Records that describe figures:
+---+
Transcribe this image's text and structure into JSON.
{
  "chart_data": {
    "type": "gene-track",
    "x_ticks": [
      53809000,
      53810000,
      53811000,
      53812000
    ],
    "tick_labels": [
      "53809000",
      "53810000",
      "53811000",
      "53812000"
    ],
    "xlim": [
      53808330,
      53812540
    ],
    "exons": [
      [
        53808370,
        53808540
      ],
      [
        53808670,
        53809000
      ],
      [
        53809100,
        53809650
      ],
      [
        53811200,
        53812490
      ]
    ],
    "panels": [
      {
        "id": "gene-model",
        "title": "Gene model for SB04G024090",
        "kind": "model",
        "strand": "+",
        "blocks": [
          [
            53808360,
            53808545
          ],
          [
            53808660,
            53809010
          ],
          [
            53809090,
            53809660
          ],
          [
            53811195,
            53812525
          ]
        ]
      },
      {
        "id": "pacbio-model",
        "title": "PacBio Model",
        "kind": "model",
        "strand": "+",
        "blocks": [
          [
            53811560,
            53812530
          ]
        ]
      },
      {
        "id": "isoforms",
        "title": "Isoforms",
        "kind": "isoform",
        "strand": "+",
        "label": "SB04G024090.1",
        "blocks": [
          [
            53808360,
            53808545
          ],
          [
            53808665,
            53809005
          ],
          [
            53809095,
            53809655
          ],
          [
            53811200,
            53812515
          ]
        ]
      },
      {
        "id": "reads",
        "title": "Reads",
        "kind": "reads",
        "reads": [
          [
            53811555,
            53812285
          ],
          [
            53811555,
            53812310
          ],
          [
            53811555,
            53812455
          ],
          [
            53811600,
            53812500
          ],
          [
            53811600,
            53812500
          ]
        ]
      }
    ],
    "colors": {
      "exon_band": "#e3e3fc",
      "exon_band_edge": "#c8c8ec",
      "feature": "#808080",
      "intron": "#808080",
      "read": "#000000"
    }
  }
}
+---+
(Set problem):
How many lines in these records hold the string "title"? Reply with the number alone.

(Correct result):
4